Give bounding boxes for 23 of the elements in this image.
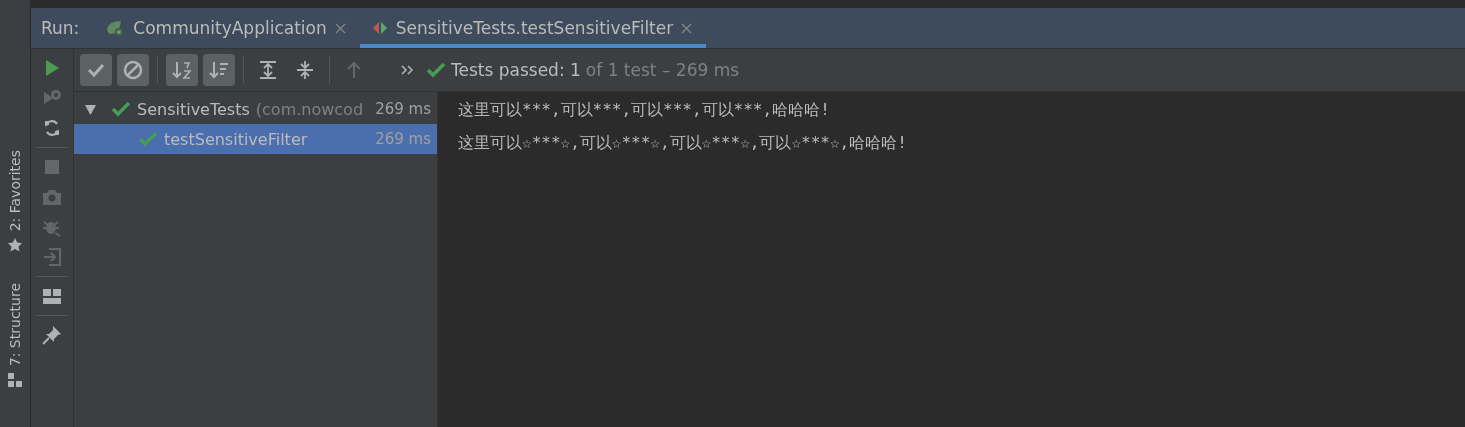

::::

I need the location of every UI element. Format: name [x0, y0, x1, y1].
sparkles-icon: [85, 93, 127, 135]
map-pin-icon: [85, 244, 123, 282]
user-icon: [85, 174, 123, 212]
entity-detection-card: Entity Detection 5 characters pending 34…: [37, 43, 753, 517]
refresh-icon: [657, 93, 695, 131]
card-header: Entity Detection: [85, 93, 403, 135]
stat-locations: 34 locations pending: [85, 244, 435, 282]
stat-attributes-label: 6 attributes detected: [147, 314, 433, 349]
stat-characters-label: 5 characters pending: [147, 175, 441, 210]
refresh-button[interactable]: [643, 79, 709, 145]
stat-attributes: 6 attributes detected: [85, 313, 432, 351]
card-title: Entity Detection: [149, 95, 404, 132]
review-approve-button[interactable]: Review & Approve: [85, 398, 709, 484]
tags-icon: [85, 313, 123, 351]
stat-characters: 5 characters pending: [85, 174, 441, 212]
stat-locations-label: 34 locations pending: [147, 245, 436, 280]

::::

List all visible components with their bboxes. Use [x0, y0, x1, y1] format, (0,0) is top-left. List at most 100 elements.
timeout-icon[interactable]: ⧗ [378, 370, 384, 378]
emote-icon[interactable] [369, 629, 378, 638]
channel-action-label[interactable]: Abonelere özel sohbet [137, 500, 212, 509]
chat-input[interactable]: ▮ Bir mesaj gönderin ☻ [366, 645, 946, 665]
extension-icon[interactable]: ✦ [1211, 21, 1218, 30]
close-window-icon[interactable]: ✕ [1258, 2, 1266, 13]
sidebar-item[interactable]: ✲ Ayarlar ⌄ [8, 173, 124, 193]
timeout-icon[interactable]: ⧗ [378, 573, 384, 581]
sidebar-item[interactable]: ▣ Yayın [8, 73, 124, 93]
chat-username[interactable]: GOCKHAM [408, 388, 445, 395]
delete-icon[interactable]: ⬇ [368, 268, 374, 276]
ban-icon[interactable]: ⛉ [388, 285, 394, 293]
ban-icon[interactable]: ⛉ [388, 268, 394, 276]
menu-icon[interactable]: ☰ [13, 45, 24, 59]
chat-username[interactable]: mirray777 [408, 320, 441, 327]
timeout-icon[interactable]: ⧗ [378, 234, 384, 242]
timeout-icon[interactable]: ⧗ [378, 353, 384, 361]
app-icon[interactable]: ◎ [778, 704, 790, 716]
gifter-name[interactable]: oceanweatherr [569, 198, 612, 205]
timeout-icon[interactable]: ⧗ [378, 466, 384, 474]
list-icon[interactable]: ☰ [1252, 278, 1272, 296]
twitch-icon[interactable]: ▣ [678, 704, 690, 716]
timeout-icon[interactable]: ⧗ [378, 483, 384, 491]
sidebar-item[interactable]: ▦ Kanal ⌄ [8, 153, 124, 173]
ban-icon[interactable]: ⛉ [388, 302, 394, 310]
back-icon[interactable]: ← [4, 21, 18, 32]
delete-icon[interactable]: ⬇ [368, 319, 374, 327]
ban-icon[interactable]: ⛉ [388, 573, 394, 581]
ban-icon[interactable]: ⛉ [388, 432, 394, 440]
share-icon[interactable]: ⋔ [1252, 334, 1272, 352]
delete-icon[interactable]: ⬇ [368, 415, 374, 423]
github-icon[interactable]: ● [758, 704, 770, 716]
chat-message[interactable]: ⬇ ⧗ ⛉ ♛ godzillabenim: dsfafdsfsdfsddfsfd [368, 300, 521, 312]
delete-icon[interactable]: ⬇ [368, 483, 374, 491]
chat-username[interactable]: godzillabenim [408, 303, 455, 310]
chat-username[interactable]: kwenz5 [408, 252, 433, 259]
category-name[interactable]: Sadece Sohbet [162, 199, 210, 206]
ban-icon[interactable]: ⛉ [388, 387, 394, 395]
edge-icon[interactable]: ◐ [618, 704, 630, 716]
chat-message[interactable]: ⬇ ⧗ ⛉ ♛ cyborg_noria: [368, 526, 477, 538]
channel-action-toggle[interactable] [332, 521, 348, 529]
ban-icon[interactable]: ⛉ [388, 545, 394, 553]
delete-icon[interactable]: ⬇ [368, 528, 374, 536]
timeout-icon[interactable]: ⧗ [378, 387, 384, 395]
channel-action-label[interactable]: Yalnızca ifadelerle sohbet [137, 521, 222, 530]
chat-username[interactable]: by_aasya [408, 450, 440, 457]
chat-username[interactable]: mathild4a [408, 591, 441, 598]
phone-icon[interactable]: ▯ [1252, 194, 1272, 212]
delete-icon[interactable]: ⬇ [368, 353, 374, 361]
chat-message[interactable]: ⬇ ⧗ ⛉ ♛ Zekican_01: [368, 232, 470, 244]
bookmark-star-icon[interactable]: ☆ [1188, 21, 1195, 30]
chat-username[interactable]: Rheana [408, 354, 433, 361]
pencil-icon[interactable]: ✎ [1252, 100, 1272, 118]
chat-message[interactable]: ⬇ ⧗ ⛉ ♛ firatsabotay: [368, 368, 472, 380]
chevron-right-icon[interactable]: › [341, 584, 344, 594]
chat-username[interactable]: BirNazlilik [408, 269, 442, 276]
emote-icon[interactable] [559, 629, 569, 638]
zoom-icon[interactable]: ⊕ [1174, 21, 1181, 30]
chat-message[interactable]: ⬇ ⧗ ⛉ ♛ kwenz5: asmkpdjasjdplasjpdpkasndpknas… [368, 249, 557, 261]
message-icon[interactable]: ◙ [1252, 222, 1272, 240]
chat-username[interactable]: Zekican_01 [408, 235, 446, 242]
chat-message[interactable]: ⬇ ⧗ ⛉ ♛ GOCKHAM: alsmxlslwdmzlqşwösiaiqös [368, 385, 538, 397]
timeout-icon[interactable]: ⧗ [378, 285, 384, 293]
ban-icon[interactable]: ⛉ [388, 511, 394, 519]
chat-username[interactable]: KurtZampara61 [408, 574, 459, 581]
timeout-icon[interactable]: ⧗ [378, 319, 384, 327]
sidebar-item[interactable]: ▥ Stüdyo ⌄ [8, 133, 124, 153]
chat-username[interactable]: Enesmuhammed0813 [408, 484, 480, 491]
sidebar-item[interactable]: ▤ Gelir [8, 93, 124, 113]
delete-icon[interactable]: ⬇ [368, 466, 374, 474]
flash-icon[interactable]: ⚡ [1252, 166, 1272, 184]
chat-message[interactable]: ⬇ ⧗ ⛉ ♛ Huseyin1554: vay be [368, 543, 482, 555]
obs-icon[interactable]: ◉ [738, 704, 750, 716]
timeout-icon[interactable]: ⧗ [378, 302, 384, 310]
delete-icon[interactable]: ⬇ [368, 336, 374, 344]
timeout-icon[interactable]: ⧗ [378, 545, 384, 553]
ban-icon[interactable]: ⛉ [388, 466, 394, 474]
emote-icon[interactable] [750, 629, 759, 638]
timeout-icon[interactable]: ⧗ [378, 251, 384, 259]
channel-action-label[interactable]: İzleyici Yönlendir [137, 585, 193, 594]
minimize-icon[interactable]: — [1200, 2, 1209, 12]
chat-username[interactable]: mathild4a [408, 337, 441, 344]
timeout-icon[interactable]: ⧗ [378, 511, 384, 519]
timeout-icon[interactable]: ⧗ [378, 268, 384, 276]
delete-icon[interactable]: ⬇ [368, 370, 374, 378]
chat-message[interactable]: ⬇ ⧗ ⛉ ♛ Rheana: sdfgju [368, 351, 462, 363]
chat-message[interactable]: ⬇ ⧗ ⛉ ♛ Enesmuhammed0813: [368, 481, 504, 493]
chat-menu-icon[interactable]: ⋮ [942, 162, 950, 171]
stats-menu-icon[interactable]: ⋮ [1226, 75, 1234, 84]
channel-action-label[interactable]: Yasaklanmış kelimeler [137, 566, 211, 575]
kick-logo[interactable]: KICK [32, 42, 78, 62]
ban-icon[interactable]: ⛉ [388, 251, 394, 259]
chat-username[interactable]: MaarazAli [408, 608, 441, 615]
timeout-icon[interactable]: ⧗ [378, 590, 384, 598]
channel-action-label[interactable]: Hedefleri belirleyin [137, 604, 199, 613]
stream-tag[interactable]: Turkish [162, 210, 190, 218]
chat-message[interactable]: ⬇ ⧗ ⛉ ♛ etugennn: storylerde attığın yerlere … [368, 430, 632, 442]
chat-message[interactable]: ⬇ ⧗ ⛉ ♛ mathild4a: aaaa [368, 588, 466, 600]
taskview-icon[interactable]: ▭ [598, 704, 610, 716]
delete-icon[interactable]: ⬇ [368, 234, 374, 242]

::::

*任务*. 照抄从含有“List all visible”的那一行起、到含有“chat-username[interactable]: kwenz5 [408, 252, 433, 259]”的那一行止的各行，首尾两行都算在内，只写出这些行。

*回答*.
List all visible components with their bboxes. Use [x0, y0, x1, y1] format, (0,0) is top-left. List at most 100 elements.
timeout-icon[interactable]: ⧗ [378, 370, 384, 378]
emote-icon[interactable] [369, 629, 378, 638]
channel-action-label[interactable]: Abonelere özel sohbet [137, 500, 212, 509]
chat-input[interactable]: ▮ Bir mesaj gönderin ☻ [366, 645, 946, 665]
extension-icon[interactable]: ✦ [1211, 21, 1218, 30]
close-window-icon[interactable]: ✕ [1258, 2, 1266, 13]
sidebar-item[interactable]: ✲ Ayarlar ⌄ [8, 173, 124, 193]
timeout-icon[interactable]: ⧗ [378, 573, 384, 581]
sidebar-item[interactable]: ▣ Yayın [8, 73, 124, 93]
chat-username[interactable]: GOCKHAM [408, 388, 445, 395]
delete-icon[interactable]: ⬇ [368, 268, 374, 276]
ban-icon[interactable]: ⛉ [388, 285, 394, 293]
ban-icon[interactable]: ⛉ [388, 268, 394, 276]
menu-icon[interactable]: ☰ [13, 45, 24, 59]
chat-username[interactable]: mirray777 [408, 320, 441, 327]
timeout-icon[interactable]: ⧗ [378, 234, 384, 242]
timeout-icon[interactable]: ⧗ [378, 353, 384, 361]
app-icon[interactable]: ◎ [778, 704, 790, 716]
gifter-name[interactable]: oceanweatherr [569, 198, 612, 205]
timeout-icon[interactable]: ⧗ [378, 466, 384, 474]
list-icon[interactable]: ☰ [1252, 278, 1272, 296]
twitch-icon[interactable]: ▣ [678, 704, 690, 716]
timeout-icon[interactable]: ⧗ [378, 483, 384, 491]
sidebar-item[interactable]: ▦ Kanal ⌄ [8, 153, 124, 173]
ban-icon[interactable]: ⛉ [388, 302, 394, 310]
back-icon[interactable]: ← [4, 21, 18, 32]
delete-icon[interactable]: ⬇ [368, 319, 374, 327]
ban-icon[interactable]: ⛉ [388, 573, 394, 581]
ban-icon[interactable]: ⛉ [388, 432, 394, 440]
share-icon[interactable]: ⋔ [1252, 334, 1272, 352]
delete-icon[interactable]: ⬇ [368, 415, 374, 423]
github-icon[interactable]: ● [758, 704, 770, 716]
chat-message[interactable]: ⬇ ⧗ ⛉ ♛ godzillabenim: dsfafdsfsdfsddfsfd [368, 300, 521, 312]
delete-icon[interactable]: ⬇ [368, 483, 374, 491]
chat-username[interactable]: godzillabenim [408, 303, 455, 310]
chat-username[interactable]: kwenz5 [408, 252, 433, 259]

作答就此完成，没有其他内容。